THE REQUEST - Repeat the entries word for word, starting at the very first line and ending with the line that contains "data-label: 21.8 bbox=[370, 113, 403, 131]", inclusive.

Stored entries:
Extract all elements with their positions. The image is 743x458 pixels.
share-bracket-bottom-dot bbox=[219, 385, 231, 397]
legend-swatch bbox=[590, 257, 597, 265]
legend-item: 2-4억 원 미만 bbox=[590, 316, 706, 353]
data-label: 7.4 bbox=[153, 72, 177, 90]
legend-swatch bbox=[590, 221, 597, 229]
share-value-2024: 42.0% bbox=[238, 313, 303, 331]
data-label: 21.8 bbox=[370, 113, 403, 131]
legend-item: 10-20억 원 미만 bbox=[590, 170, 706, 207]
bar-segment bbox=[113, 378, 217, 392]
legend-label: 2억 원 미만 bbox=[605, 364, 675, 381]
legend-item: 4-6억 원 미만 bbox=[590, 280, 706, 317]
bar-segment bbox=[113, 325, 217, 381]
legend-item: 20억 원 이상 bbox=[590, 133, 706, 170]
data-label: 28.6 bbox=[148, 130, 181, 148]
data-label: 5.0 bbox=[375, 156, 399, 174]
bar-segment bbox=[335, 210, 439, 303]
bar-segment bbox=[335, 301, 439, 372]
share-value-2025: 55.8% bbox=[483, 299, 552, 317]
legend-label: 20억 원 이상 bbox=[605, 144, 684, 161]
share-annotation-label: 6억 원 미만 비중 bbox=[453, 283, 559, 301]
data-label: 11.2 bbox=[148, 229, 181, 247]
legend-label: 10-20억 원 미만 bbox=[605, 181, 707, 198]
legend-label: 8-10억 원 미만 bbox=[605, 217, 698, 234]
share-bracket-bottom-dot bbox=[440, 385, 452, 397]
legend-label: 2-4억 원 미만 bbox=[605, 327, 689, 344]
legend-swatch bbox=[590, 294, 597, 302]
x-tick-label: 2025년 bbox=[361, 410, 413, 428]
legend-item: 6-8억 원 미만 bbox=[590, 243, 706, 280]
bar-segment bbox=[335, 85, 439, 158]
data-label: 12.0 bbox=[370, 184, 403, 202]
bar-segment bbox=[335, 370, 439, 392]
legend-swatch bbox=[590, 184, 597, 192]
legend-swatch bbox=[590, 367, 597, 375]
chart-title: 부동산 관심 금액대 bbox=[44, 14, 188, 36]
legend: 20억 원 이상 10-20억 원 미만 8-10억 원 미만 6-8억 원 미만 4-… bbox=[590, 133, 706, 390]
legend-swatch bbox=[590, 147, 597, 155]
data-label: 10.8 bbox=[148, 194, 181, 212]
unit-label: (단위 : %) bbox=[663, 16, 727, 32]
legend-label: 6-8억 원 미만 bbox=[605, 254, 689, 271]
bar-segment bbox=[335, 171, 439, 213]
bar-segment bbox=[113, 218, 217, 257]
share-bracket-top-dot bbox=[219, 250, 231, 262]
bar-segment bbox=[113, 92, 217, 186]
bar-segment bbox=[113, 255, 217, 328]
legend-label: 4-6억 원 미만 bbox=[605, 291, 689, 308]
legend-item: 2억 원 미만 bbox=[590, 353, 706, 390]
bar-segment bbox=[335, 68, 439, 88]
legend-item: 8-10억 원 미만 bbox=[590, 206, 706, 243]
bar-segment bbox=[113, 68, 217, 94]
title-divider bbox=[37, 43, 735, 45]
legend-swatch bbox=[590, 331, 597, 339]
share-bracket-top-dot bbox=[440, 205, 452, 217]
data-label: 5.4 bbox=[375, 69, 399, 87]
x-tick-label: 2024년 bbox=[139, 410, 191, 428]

SOLVED EXERCISE -
Extract all elements with their positions. The image is 743x458 pixels.
share-bracket-bottom-dot bbox=[219, 385, 231, 397]
legend-swatch bbox=[590, 257, 597, 265]
legend-item: 2-4억 원 미만 bbox=[590, 316, 706, 353]
data-label: 7.4 bbox=[153, 72, 177, 90]
legend-swatch bbox=[590, 221, 597, 229]
share-value-2024: 42.0% bbox=[238, 313, 303, 331]
data-label: 21.8 bbox=[370, 113, 403, 131]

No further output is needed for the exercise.